### What is needed
Return the whole listing exactly as it stands.

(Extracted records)
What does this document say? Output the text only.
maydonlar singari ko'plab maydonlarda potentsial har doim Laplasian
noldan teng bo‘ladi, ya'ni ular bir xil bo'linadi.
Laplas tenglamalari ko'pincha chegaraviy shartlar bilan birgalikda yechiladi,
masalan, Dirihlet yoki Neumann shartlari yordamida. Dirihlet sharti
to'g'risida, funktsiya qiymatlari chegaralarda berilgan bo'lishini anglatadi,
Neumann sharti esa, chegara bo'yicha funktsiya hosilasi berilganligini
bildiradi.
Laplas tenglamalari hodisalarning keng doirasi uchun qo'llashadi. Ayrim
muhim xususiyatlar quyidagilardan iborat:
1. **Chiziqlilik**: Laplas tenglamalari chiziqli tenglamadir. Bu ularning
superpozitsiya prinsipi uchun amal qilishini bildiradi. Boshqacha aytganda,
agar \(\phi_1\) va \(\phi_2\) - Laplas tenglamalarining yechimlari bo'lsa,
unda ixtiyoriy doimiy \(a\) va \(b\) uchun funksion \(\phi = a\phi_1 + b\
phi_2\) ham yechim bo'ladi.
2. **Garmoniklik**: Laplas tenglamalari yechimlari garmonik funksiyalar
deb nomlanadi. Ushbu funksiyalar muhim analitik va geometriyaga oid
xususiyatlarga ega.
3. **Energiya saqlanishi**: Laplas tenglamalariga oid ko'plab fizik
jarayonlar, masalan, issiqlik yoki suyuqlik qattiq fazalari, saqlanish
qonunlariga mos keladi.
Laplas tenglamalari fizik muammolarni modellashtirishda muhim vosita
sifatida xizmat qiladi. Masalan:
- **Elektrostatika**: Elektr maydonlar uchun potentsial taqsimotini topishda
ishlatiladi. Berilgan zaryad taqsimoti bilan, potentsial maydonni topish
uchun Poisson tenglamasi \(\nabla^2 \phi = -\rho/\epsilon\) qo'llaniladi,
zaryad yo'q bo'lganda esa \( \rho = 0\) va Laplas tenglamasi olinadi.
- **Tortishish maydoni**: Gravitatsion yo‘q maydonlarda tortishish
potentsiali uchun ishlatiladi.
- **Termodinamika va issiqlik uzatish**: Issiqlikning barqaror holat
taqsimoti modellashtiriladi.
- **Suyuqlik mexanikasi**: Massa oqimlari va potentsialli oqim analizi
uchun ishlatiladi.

### Correct result
What does this document say? Output the text only.
maydonlar singari ko'plab maydonlarda potentsial har doim Laplasian
noldan teng bo‘ladi, ya'ni ular bir xil bo'linadi.
Laplas tenglamalari ko'pincha chegaraviy shartlar bilan birgalikda yechiladi,
masalan, Dirihlet yoki Neumann shartlari yordamida. Dirihlet sharti
to'g'risida, funktsiya qiymatlari chegaralarda berilgan bo'lishini anglatadi,
Neumann sharti esa, chegara bo'yicha funktsiya hosilasi berilganligini
bildiradi.
Laplas tenglamalari hodisalarning keng doirasi uchun qo'llashadi. Ayrim
muhim xususiyatlar quyidagilardan iborat:
1. **Chiziqlilik**: Laplas tenglamalari chiziqli tenglamadir. Bu ularning
superpozitsiya prinsipi uchun amal qilishini bildiradi. Boshqacha aytganda,
agar \(\phi_1\) va \(\phi_2\) - Laplas tenglamalarining yechimlari bo'lsa,
unda ixtiyoriy doimiy \(a\) va \(b\) uchun funksion \(\phi = a\phi_1 + b\
phi_2\) ham yechim bo'ladi.
2. **Garmoniklik**: Laplas tenglamalari yechimlari garmonik funksiyalar
deb nomlanadi. Ushbu funksiyalar muhim analitik va geometriyaga oid
xususiyatlarga ega.
3. **Energiya saqlanishi**: Laplas tenglamalariga oid ko'plab fizik
jarayonlar, masalan, issiqlik yoki suyuqlik qattiq fazalari, saqlanish
qonunlariga mos keladi.
Laplas tenglamalari fizik muammolarni modellashtirishda muhim vosita
sifatida xizmat qiladi. Masalan:
- **Elektrostatika**: Elektr maydonlar uchun potentsial taqsimotini topishda
ishlatiladi. Berilgan zaryad taqsimoti bilan, potentsial maydonni topish
uchun Poisson tenglamasi \(\nabla^2 \phi = -\rho/\epsilon\) qo'llaniladi,
zaryad yo'q bo'lganda esa \( \rho = 0\) va Laplas tenglamasi olinadi.
- **Tortishish maydoni**: Gravitatsion yo‘q maydonlarda tortishish
potentsiali uchun ishlatiladi.
- **Termodinamika va issiqlik uzatish**: Issiqlikning barqaror holat
taqsimoti modellashtiriladi.
- **Suyuqlik mexanikasi**: Massa oqimlari va potentsialli oqim analizi
uchun ishlatiladi.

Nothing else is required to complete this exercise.